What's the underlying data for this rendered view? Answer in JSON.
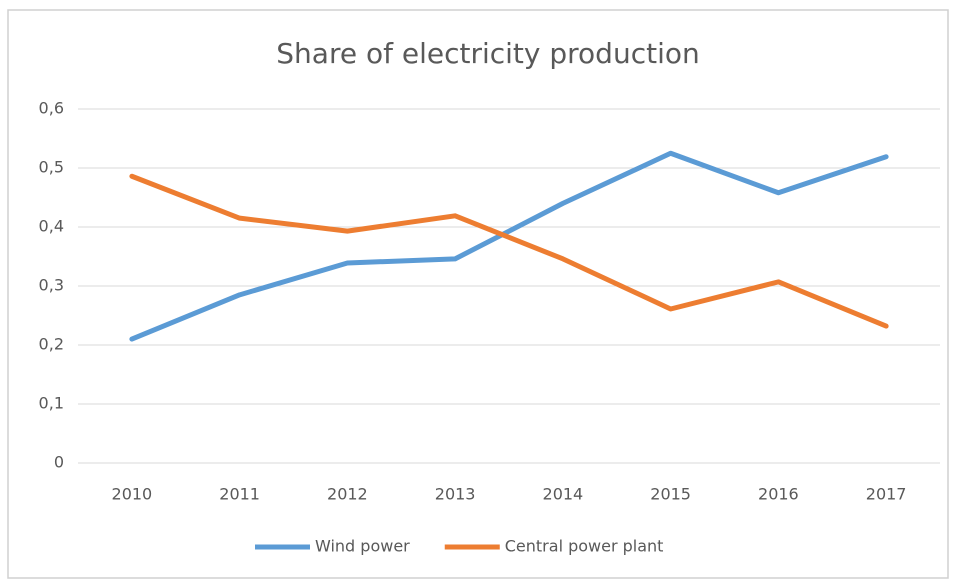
{
  "chart_data": {
    "type": "line",
    "title": "Share of electricity production",
    "categories": [
      "2010",
      "2011",
      "2012",
      "2013",
      "2014",
      "2015",
      "2016",
      "2017"
    ],
    "series": [
      {
        "name": "Wind power",
        "color": "#5b9bd5",
        "values": [
          0.21,
          0.285,
          0.339,
          0.346,
          0.44,
          0.525,
          0.458,
          0.519
        ]
      },
      {
        "name": "Central power plant",
        "color": "#ed7d31",
        "values": [
          0.486,
          0.415,
          0.393,
          0.419,
          0.346,
          0.261,
          0.307,
          0.232
        ]
      }
    ],
    "ylim": [
      0,
      0.6
    ],
    "yticks": [
      0,
      {
        "value": 0.1,
        "label": "0,1"
      },
      {
        "value": 0.2,
        "label": "0,2"
      },
      {
        "value": 0.3,
        "label": "0,3"
      },
      {
        "value": 0.4,
        "label": "0,4"
      },
      {
        "value": 0.5,
        "label": "0,5"
      },
      {
        "value": 0.6,
        "label": "0,6"
      }
    ],
    "grid": true,
    "legend": "bottom"
  }
}
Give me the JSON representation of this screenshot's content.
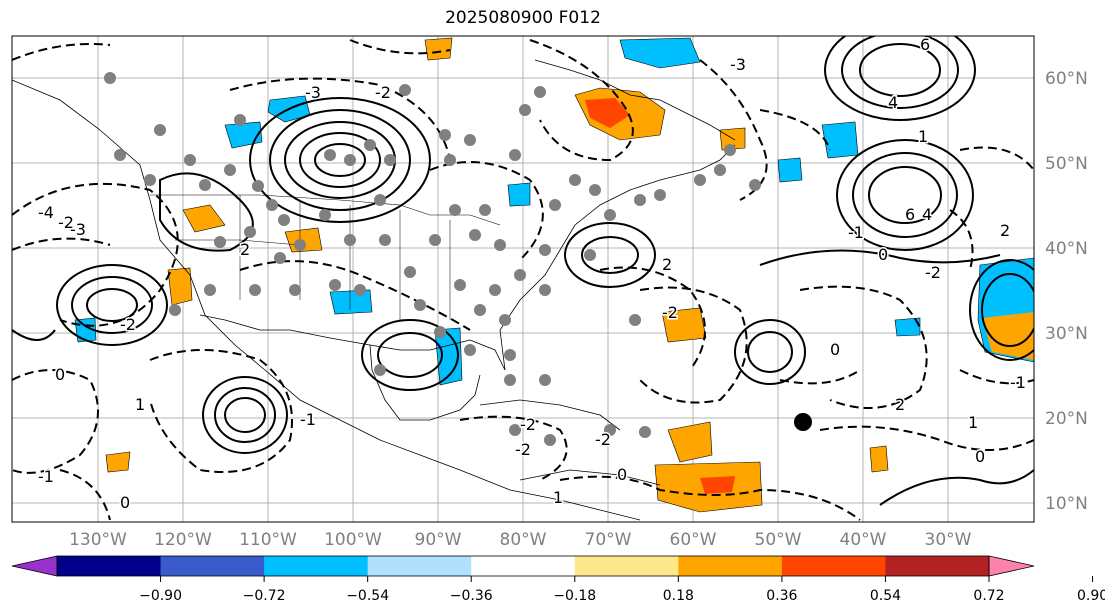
{
  "title": "2025080900 F012",
  "longitude_labels": [
    "130°W",
    "120°W",
    "110°W",
    "100°W",
    "90°W",
    "80°W",
    "70°W",
    "60°W",
    "50°W",
    "40°W",
    "30°W"
  ],
  "latitude_labels": [
    "60°N",
    "50°N",
    "40°N",
    "30°N",
    "20°N",
    "10°N"
  ],
  "colorbar": {
    "tick_labels": [
      "−0.90",
      "−0.72",
      "−0.54",
      "−0.36",
      "−0.18",
      "0.18",
      "0.36",
      "0.54",
      "0.72",
      "0.90"
    ],
    "colors": [
      "#9932cc",
      "#00008b",
      "#3a5bcc",
      "#00bfff",
      "#b0e0fe",
      "#ffffff",
      "#ffe88c",
      "#ffa500",
      "#ff4500",
      "#b22222",
      "#ff82ab"
    ]
  },
  "contour_labels": [
    "-3",
    "-2",
    "-4",
    "-3",
    "-2",
    "2",
    "-1",
    "1",
    "-2",
    "0",
    "-3",
    "6",
    "4",
    "1",
    "4",
    "6",
    "0",
    "2",
    "-1",
    "-2",
    "0",
    "-1",
    "1",
    "2",
    "0",
    "-2",
    "-2",
    "2",
    "-2",
    "1",
    "0",
    "-2",
    "0",
    "-1"
  ],
  "feature_colors": {
    "shade_blue": "#00bfff",
    "shade_orange": "#ffa500",
    "shade_red": "#ff4500",
    "marker_gray": "#808080",
    "marker_black": "#000000",
    "grid": "#b4b4b4"
  }
}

(Problem details):
Look through the entries and find each line that has the string "power". Copy those lines.

(Written solution):
        "name": "Wind power",
        "name": "Central power plant",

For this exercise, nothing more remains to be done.